■ **Stated problem**:
Sift the material for lines containing "częściowo", and return them.

Extracted data entries:
+ + + +
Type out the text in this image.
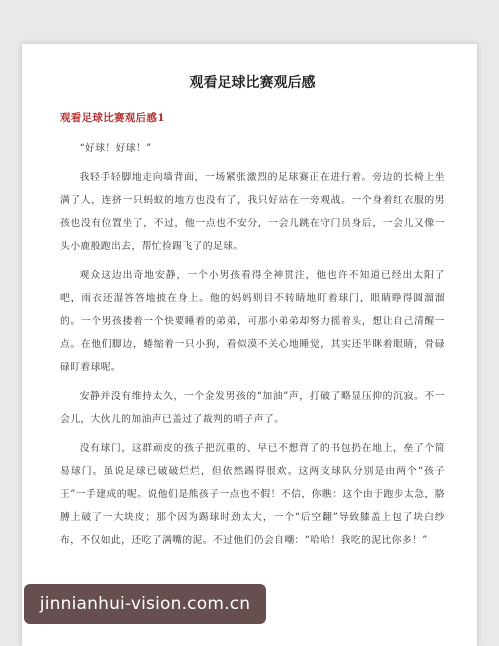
观看足球比赛观后感
观看足球比赛观后感1

“好球！好球！”

我轻手轻脚地走向墙背面，一场紧张激烈的足球赛正在进行着。旁边的长椅上坐满了人，连挤一只蚂蚁的地方也没有了，我只好站在一旁观战。一个身着红衣服的男孩也没有位置坐了，不过，他一点也不安分，一会儿跳在守门员身后，一会儿又像一头小鹿般跑出去，帮忙捡踢飞了的足球。

观众这边出奇地安静，一个小男孩看得全神贯注，他也许不知道已经出太阳了吧，雨衣还湿答答地披在身上。他的妈妈则目不转睛地盯着球门，眼睛睁得圆溜溜的。一个男孩搂着一个快要睡着的弟弟，可那小弟弟却努力摇着头，想让自己清醒一点。在他们脚边，蜷缩着一只小狗，看似漠不关心地睡觉，其实还半眯着眼睛，骨碌碌盯着球呢。

安静并没有维持太久，一个金发男孩的“加油”声，打破了略显压抑的沉寂。不一会儿，大伙儿的加油声已盖过了裁判的哨子声了。

没有球门，这群顽皮的孩子把沉重的、早已不想背了的书包扔在地上，垒了个简易球门。虽说足球已破破烂烂，但依然踢得很欢。这两支球队分别是由两个“孩子王”一手建成的呢。说他们是熊孩子一点也不假！不信，你瞧：这个由于跑步太急，胳膊上破了一大块皮；那个因为踢球时劲太大，一个“后空翻”导致膝盖上包了块白纱布，不仅如此，还吃了满嘴的泥。不过他们仍会自嘲：“哈哈！我吃的泥比你多！”

jinnianhui-vision.com.cn
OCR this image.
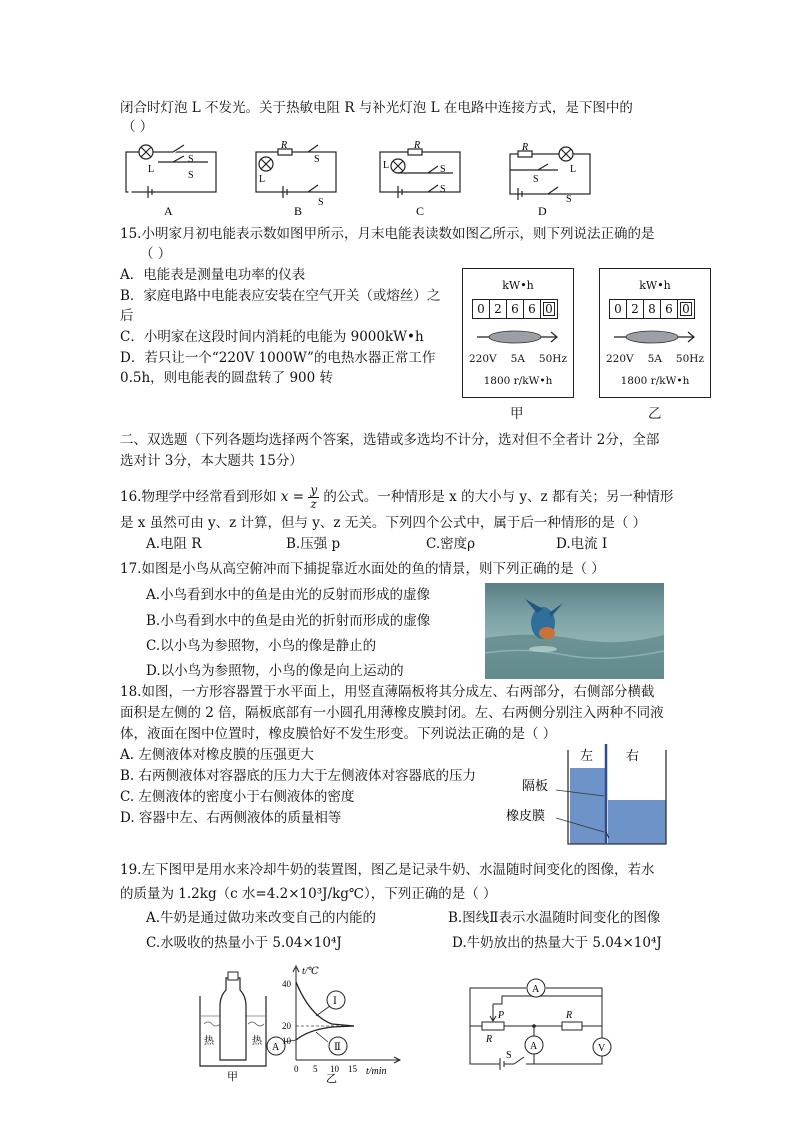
闭合时灯泡 L 不发光。关于热敏电阻 R 与补光灯泡 L 在电路中连接方式，是下图中的
（ ）
L
S
S
A
R
L
S
S
B
R
L	S
S
C
R
L
S
S
D
15.小明家月初电能表示数如图甲所示，月末电能表读数如图乙所示，则下列说法正确的是
（ ）
A．电能表是测量电功率的仪表
B．家庭电路中电能表应安装在空气开关（或熔丝）之
后
C．小明家在这段时间内消耗的电能为 9000kW•h
D．若只让一个“220V 1000W”的电热水器正常工作
0.5h，则电能表的圆盘转了 900 转
kW•h
0 2 6 6 0
220V 5A 50Hz
1800 r/kW•h
甲
kW•h
0 2 8 6 0
220V 5A 50Hz
1800 r/kW•h
乙
二、双选题（下列各题均选择两个答案，选错或多选均不计分，选对但不全者计 2分，全部
选对计 3分，本大题共 15分）
16.物理学中经常看到形如 $x = \frac{y}{z}$ 的公式。一种情形是 x 的大小与 y、z 都有关；另一种情形
是 x 虽然可由 y、z 计算，但与 y、z 无关。下列四个公式中，属于后一种情形的是（ ）
A.电阻 R	B.压强 p	C.密度ρ	D.电流 I
17.如图是小鸟从高空俯冲而下捕捉靠近水面处的鱼的情景，则下列正确的是（ ）
A.小鸟看到水中的鱼是由光的反射而形成的虚像
B.小鸟看到水中的鱼是由光的折射而形成的虚像
C.以小鸟为参照物，小鸟的像是静止的
D.以小鸟为参照物，小鸟的像是向上运动的
18.如图，一方形容器置于水平面上，用竖直薄隔板将其分成左、右两部分，右侧部分横截
面积是左侧的 2 倍，隔板底部有一小圆孔用薄橡皮膜封闭。左、右两侧分别注入两种不同液
体，液面在图中位置时，橡皮膜恰好不发生形变。下列说法正确的是（ ）
A. 左侧液体对橡皮膜的压强更大
B. 右两侧液体对容器底的压力大于左侧液体对容器底的压力
C. 左侧液体的密度小于右侧液体的密度
D. 容器中左、右两侧液体的质量相等
左	右
隔板
橡皮膜
19.左下图甲是用水来冷却牛奶的装置图，图乙是记录牛奶、水温随时间变化的图像，若水
的质量为 1.2kg（c 水=4.2×10³J/kg℃），下列正确的是（ ）
A.牛奶是通过做功来改变自己的内能的	B.图线Ⅱ表示水温随时间变化的图像
C.水吸收的热量小于 5.04×10⁴J	D.牛奶放出的热量大于 5.04×10⁴J
热	热
甲
t/℃
t/min
40
20
10
0 5 10 15
Ⅰ
Ⅱ
A
乙
A
A	V
R
R
P
S
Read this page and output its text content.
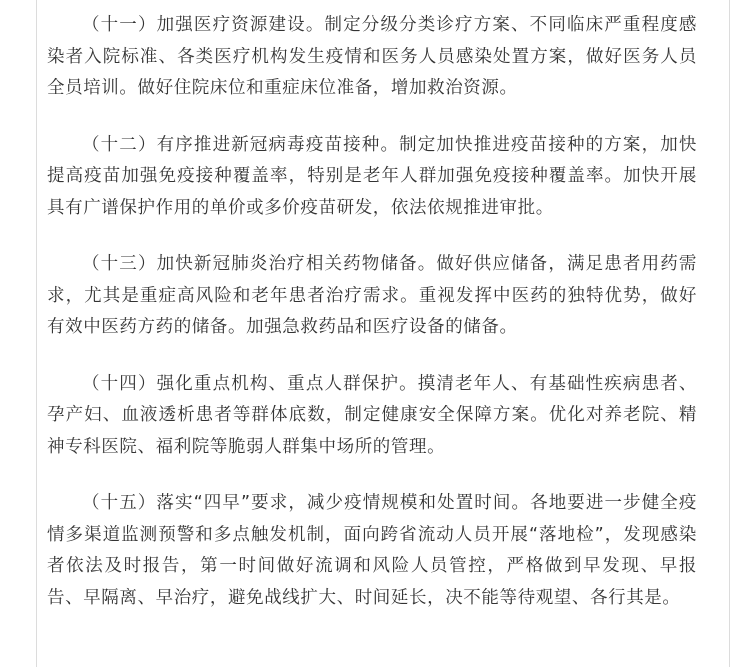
（十一）加强医疗资源建设。制定分级分类诊疗方案、不同临床严重程度感染者入院标准、各类医疗机构发生疫情和医务人员感染处置方案，做好医务人员全员培训。做好住院床位和重症床位准备，增加救治资源。

（十二）有序推进新冠病毒疫苗接种。制定加快推进疫苗接种的方案，加快提高疫苗加强免疫接种覆盖率，特别是老年人群加强免疫接种覆盖率。加快开展具有广谱保护作用的单价或多价疫苗研发，依法依规推进审批。

（十三）加快新冠肺炎治疗相关药物储备。做好供应储备，满足患者用药需求，尤其是重症高风险和老年患者治疗需求。重视发挥中医药的独特优势，做好有效中医药方药的储备。加强急救药品和医疗设备的储备。

（十四）强化重点机构、重点人群保护。摸清老年人、有基础性疾病患者、孕产妇、血液透析患者等群体底数，制定健康安全保障方案。优化对养老院、精神专科医院、福利院等脆弱人群集中场所的管理。

（十五）落实“四早”要求，减少疫情规模和处置时间。各地要进一步健全疫情多渠道监测预警和多点触发机制，面向跨省流动人员开展“落地检”，发现感染者依法及时报告，第一时间做好流调和风险人员管控，严格做到早发现、早报告、早隔离、早治疗，避免战线扩大、时间延长，决不能等待观望、各行其是。
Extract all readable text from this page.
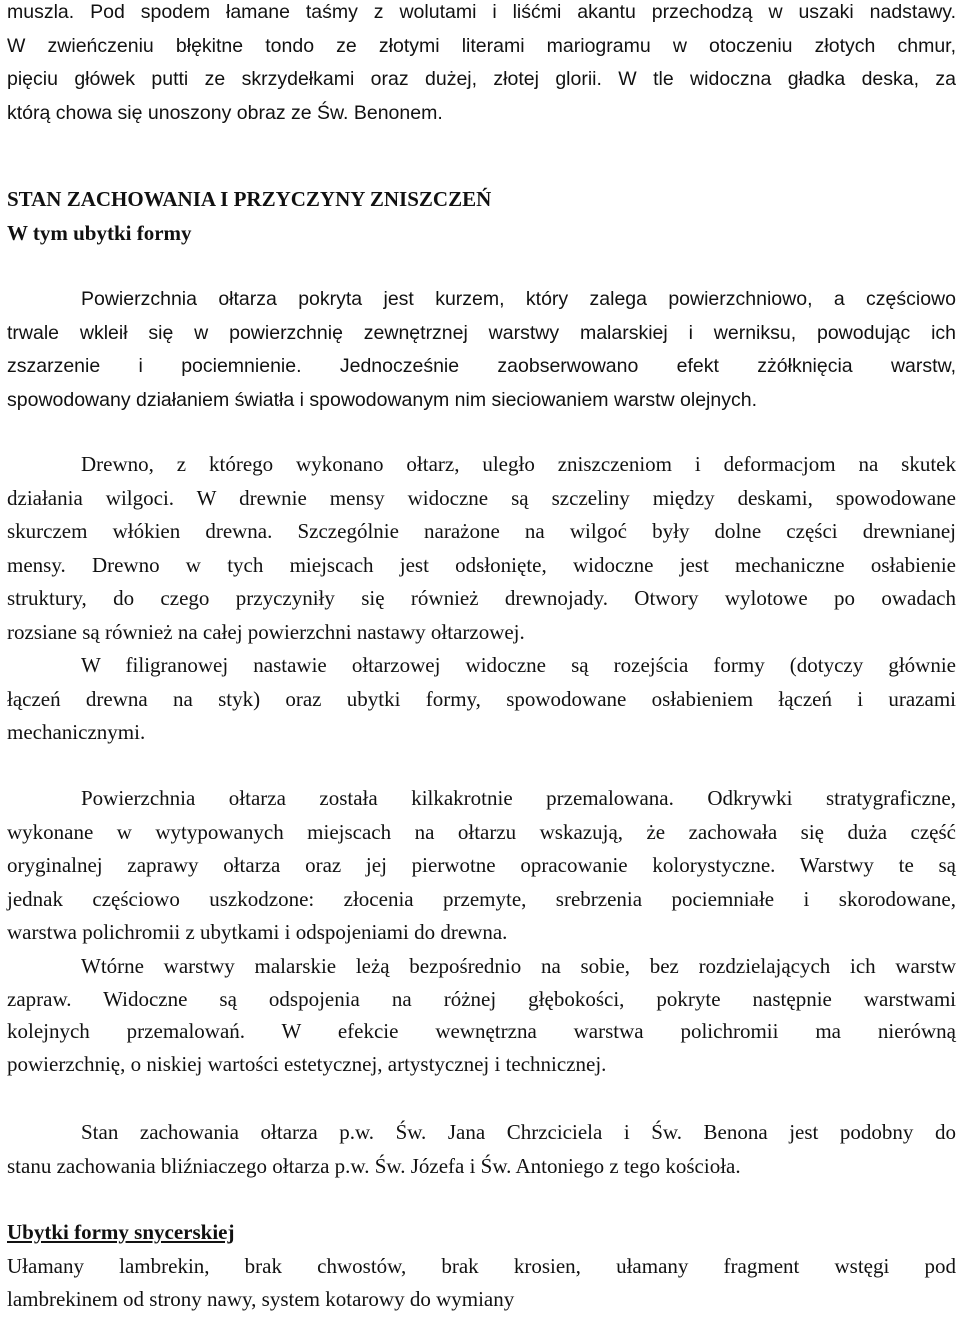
muszla. Pod spodem łamane taśmy z wolutami i liśćmi akantu przechodzą w uszaki nadstawy.
W zwieńczeniu błękitne tondo ze złotymi literami mariogramu w otoczeniu złotych chmur,
pięciu główek putti ze skrzydełkami oraz dużej, złotej glorii. W tle widoczna gładka deska, za
którą chowa się unoszony obraz ze Św. Benonem.
STAN ZACHOWANIA I PRZYCZYNY ZNISZCZEŃ
W tym ubytki formy
Powierzchnia ołtarza pokryta jest kurzem, który zalega powierzchniowo, a częściowo
trwale wkleił się w powierzchnię zewnętrznej warstwy malarskiej i werniksu, powodując ich
zszarzenie i pociemnienie. Jednocześnie zaobserwowano efekt zżółknięcia warstw,
spowodowany działaniem światła i spowodowanym nim sieciowaniem warstw olejnych.
Drewno, z którego wykonano ołtarz, uległo zniszczeniom i deformacjom na skutek
działania wilgoci. W drewnie mensy widoczne są szczeliny między deskami, spowodowane
skurczem włókien drewna. Szczególnie narażone na wilgoć były dolne części drewnianej
mensy. Drewno w tych miejscach jest odsłonięte, widoczne jest mechaniczne osłabienie
struktury, do czego przyczyniły się również drewnojady. Otwory wylotowe po owadach
rozsiane są również na całej powierzchni nastawy ołtarzowej.
W filigranowej nastawie ołtarzowej widoczne są rozejścia formy (dotyczy głównie
łączeń drewna na styk) oraz ubytki formy, spowodowane osłabieniem łączeń i urazami
mechanicznymi.
Powierzchnia ołtarza została kilkakrotnie przemalowana. Odkrywki stratygraficzne,
wykonane w wytypowanych miejscach na ołtarzu wskazują, że zachowała się duża część
oryginalnej zaprawy ołtarza oraz jej pierwotne opracowanie kolorystyczne. Warstwy te są
jednak częściowo uszkodzone: złocenia przemyte, srebrzenia pociemniałe i skorodowane,
warstwa polichromii z ubytkami i odspojeniami do drewna.
Wtórne warstwy malarskie leżą bezpośrednio na sobie, bez rozdzielających ich warstw
zapraw. Widoczne są odspojenia na różnej głębokości, pokryte następnie warstwami
kolejnych przemalowań. W efekcie wewnętrzna warstwa polichromii ma nierówną
powierzchnię, o niskiej wartości estetycznej, artystycznej i technicznej.
Stan zachowania ołtarza p.w. Św. Jana Chrzciciela i Św. Benona jest podobny do
stanu zachowania bliźniaczego ołtarza p.w. Św. Józefa i Św. Antoniego z tego kościoła.
Ubytki formy snycerskiej
Ułamany lambrekin, brak chwostów, brak krosien, ułamany fragment wstęgi pod
lambrekinem od strony nawy, system kotarowy do wymiany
+ + + +
■ **Result**:
Powierzchnia ołtarza pokryta jest kurzem, który zalega powierzchniowo, a częściowo
jednak częściowo uszkodzone: złocenia przemyte, srebrzenia pociemniałe i skorodowane,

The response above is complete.